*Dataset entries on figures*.
* Begin *

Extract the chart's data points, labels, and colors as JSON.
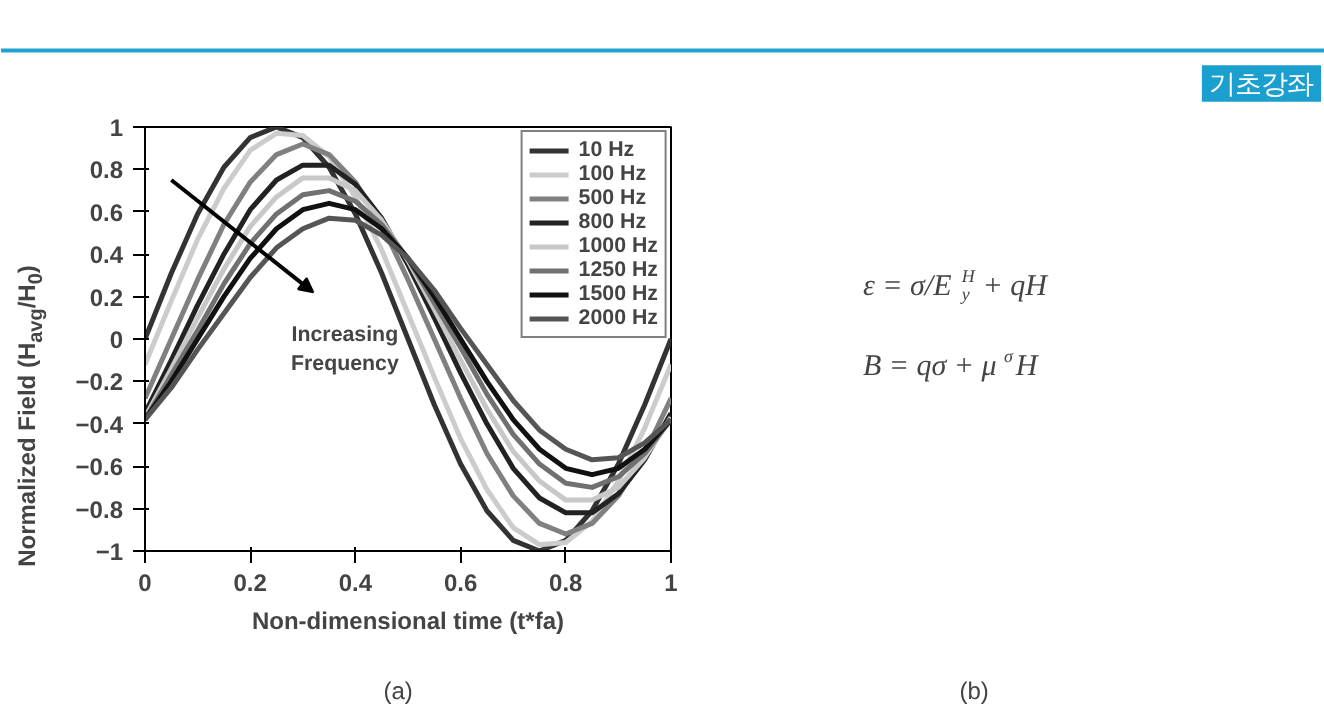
{
  "chart_data": {
    "type": "line",
    "xlabel": "Non-dimensional time (t*fa)",
    "ylabel": "Normalized Field (H$_{avg}$/H$_{0}$)",
    "x": [
      0,
      0.05,
      0.1,
      0.15,
      0.2,
      0.25,
      0.3,
      0.35,
      0.4,
      0.45,
      0.5,
      0.55,
      0.6,
      0.65,
      0.7,
      0.75,
      0.8,
      0.85,
      0.9,
      0.95,
      1
    ],
    "xlim": [
      0,
      1
    ],
    "ylim": [
      -1,
      1
    ],
    "xticks": [
      0,
      0.2,
      0.4,
      0.6,
      0.8,
      1
    ],
    "yticks": [
      -1,
      -0.8,
      -0.6,
      -0.4,
      -0.2,
      0,
      0.2,
      0.4,
      0.6,
      0.8,
      1
    ],
    "grid": false,
    "legend": "top right",
    "marker": "none",
    "line_style": "solid",
    "series": [
      {
        "name": "10 Hz",
        "color": "#333333",
        "values": [
          0,
          0.31,
          0.59,
          0.81,
          0.95,
          1,
          0.95,
          0.81,
          0.59,
          0.31,
          0,
          -0.31,
          -0.59,
          -0.81,
          -0.95,
          -1,
          -0.95,
          -0.81,
          -0.59,
          -0.31,
          0
        ]
      },
      {
        "name": "100 Hz",
        "color": "#cccccc",
        "values": [
          -0.12,
          0.18,
          0.47,
          0.71,
          0.89,
          0.97,
          0.96,
          0.86,
          0.67,
          0.42,
          0.12,
          -0.18,
          -0.47,
          -0.71,
          -0.89,
          -0.97,
          -0.96,
          -0.86,
          -0.67,
          -0.42,
          -0.12
        ]
      },
      {
        "name": "500 Hz",
        "color": "#808080",
        "values": [
          -0.28,
          0,
          0.28,
          0.54,
          0.74,
          0.87,
          0.92,
          0.87,
          0.74,
          0.54,
          0.28,
          0,
          -0.28,
          -0.54,
          -0.74,
          -0.87,
          -0.92,
          -0.87,
          -0.74,
          -0.54,
          -0.28
        ]
      },
      {
        "name": "800 Hz",
        "color": "#222222",
        "values": [
          -0.35,
          -0.1,
          0.16,
          0.4,
          0.61,
          0.75,
          0.82,
          0.82,
          0.73,
          0.57,
          0.35,
          0.1,
          -0.16,
          -0.4,
          -0.61,
          -0.75,
          -0.82,
          -0.82,
          -0.73,
          -0.57,
          -0.35
        ]
      },
      {
        "name": "1000 Hz",
        "color": "#c8c8c8",
        "values": [
          -0.37,
          -0.14,
          0.1,
          0.33,
          0.53,
          0.67,
          0.76,
          0.76,
          0.7,
          0.56,
          0.37,
          0.14,
          -0.1,
          -0.33,
          -0.53,
          -0.67,
          -0.76,
          -0.76,
          -0.7,
          -0.56,
          -0.37
        ]
      },
      {
        "name": "1250 Hz",
        "color": "#707070",
        "values": [
          -0.38,
          -0.17,
          0.04,
          0.26,
          0.45,
          0.59,
          0.68,
          0.7,
          0.65,
          0.54,
          0.38,
          0.17,
          -0.04,
          -0.26,
          -0.45,
          -0.59,
          -0.68,
          -0.7,
          -0.65,
          -0.54,
          -0.38
        ]
      },
      {
        "name": "1500 Hz",
        "color": "#111111",
        "values": [
          -0.38,
          -0.2,
          0,
          0.2,
          0.38,
          0.52,
          0.61,
          0.64,
          0.61,
          0.52,
          0.38,
          0.2,
          0,
          -0.2,
          -0.38,
          -0.52,
          -0.61,
          -0.64,
          -0.61,
          -0.52,
          -0.38
        ]
      },
      {
        "name": "2000 Hz",
        "color": "#555555",
        "values": [
          -0.38,
          -0.23,
          -0.05,
          0.12,
          0.29,
          0.43,
          0.52,
          0.57,
          0.56,
          0.49,
          0.38,
          0.23,
          0.05,
          -0.12,
          -0.29,
          -0.43,
          -0.52,
          -0.57,
          -0.56,
          -0.49,
          -0.38
        ]
      }
    ],
    "annotations": [
      "기초강좌",
      "Increasing\nFrequency",
      "ε = σ/E$_{y}$$^{H}$ + qH",
      "B = qσ + μ$^{σ}$H",
      "(a)",
      "(b)"
    ]
  }
}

* End *

*Job*. Omit the pictures, then quote the rest of the material above exactly.

*Answer*.
Extract the chart's data points, labels, and colors as JSON.
{
  "chart_data": {
    "type": "line",
    "xlabel": "Non-dimensional time (t*fa)",
    "ylabel": "Normalized Field (H$_{avg}$/H$_{0}$)",
    "x": [
      0,
      0.05,
      0.1,
      0.15,
      0.2,
      0.25,
      0.3,
      0.35,
      0.4,
      0.45,
      0.5,
      0.55,
      0.6,
      0.65,
      0.7,
      0.75,
      0.8,
      0.85,
      0.9,
      0.95,
      1
    ],
    "xlim": [
      0,
      1
    ],
    "ylim": [
      -1,
      1
    ],
    "xticks": [
      0,
      0.2,
      0.4,
      0.6,
      0.8,
      1
    ],
    "yticks": [
      -1,
      -0.8,
      -0.6,
      -0.4,
      -0.2,
      0,
      0.2,
      0.4,
      0.6,
      0.8,
      1
    ],
    "grid": false,
    "legend": "top right",
    "marker": "none",
    "line_style": "solid",
    "series": [
      {
        "name": "10 Hz",
        "color": "#333333",
        "values": [
          0,
          0.31,
          0.59,
          0.81,
          0.95,
          1,
          0.95,
          0.81,
          0.59,
          0.31,
          0,
          -0.31,
          -0.59,
          -0.81,
          -0.95,
          -1,
          -0.95,
          -0.81,
          -0.59,
          -0.31,
          0
        ]
      },
      {
        "name": "100 Hz",
        "color": "#cccccc",
        "values": [
          -0.12,
          0.18,
          0.47,
          0.71,
          0.89,
          0.97,
          0.96,
          0.86,
          0.67,
          0.42,
          0.12,
          -0.18,
          -0.47,
          -0.71,
          -0.89,
          -0.97,
          -0.96,
          -0.86,
          -0.67,
          -0.42,
          -0.12
        ]
      },
      {
        "name": "500 Hz",
        "color": "#808080",
        "values": [
          -0.28,
          0,
          0.28,
          0.54,
          0.74,
          0.87,
          0.92,
          0.87,
          0.74,
          0.54,
          0.28,
          0,
          -0.28,
          -0.54,
          -0.74,
          -0.87,
          -0.92,
          -0.87,
          -0.74,
          -0.54,
          -0.28
        ]
      },
      {
        "name": "800 Hz",
        "color": "#222222",
        "values": [
          -0.35,
          -0.1,
          0.16,
          0.4,
          0.61,
          0.75,
          0.82,
          0.82,
          0.73,
          0.57,
          0.35,
          0.1,
          -0.16,
          -0.4,
          -0.61,
          -0.75,
          -0.82,
          -0.82,
          -0.73,
          -0.57,
          -0.35
        ]
      },
      {
        "name": "1000 Hz",
        "color": "#c8c8c8",
        "values": [
          -0.37,
          -0.14,
          0.1,
          0.33,
          0.53,
          0.67,
          0.76,
          0.76,
          0.7,
          0.56,
          0.37,
          0.14,
          -0.1,
          -0.33,
          -0.53,
          -0.67,
          -0.76,
          -0.76,
          -0.7,
          -0.56,
          -0.37
        ]
      },
      {
        "name": "1250 Hz",
        "color": "#707070",
        "values": [
          -0.38,
          -0.17,
          0.04,
          0.26,
          0.45,
          0.59,
          0.68,
          0.7,
          0.65,
          0.54,
          0.38,
          0.17,
          -0.04,
          -0.26,
          -0.45,
          -0.59,
          -0.68,
          -0.7,
          -0.65,
          -0.54,
          -0.38
        ]
      },
      {
        "name": "1500 Hz",
        "color": "#111111",
        "values": [
          -0.38,
          -0.2,
          0,
          0.2,
          0.38,
          0.52,
          0.61,
          0.64,
          0.61,
          0.52,
          0.38,
          0.2,
          0,
          -0.2,
          -0.38,
          -0.52,
          -0.61,
          -0.64,
          -0.61,
          -0.52,
          -0.38
        ]
      },
      {
        "name": "2000 Hz",
        "color": "#555555",
        "values": [
          -0.38,
          -0.23,
          -0.05,
          0.12,
          0.29,
          0.43,
          0.52,
          0.57,
          0.56,
          0.49,
          0.38,
          0.23,
          0.05,
          -0.12,
          -0.29,
          -0.43,
          -0.52,
          -0.57,
          -0.56,
          -0.49,
          -0.38
        ]
      }
    ],
    "annotations": [
      "기초강좌",
      "Increasing\nFrequency",
      "ε = σ/E$_{y}$$^{H}$ + qH",
      "B = qσ + μ$^{σ}$H",
      "(a)",
      "(b)"
    ]
  }
}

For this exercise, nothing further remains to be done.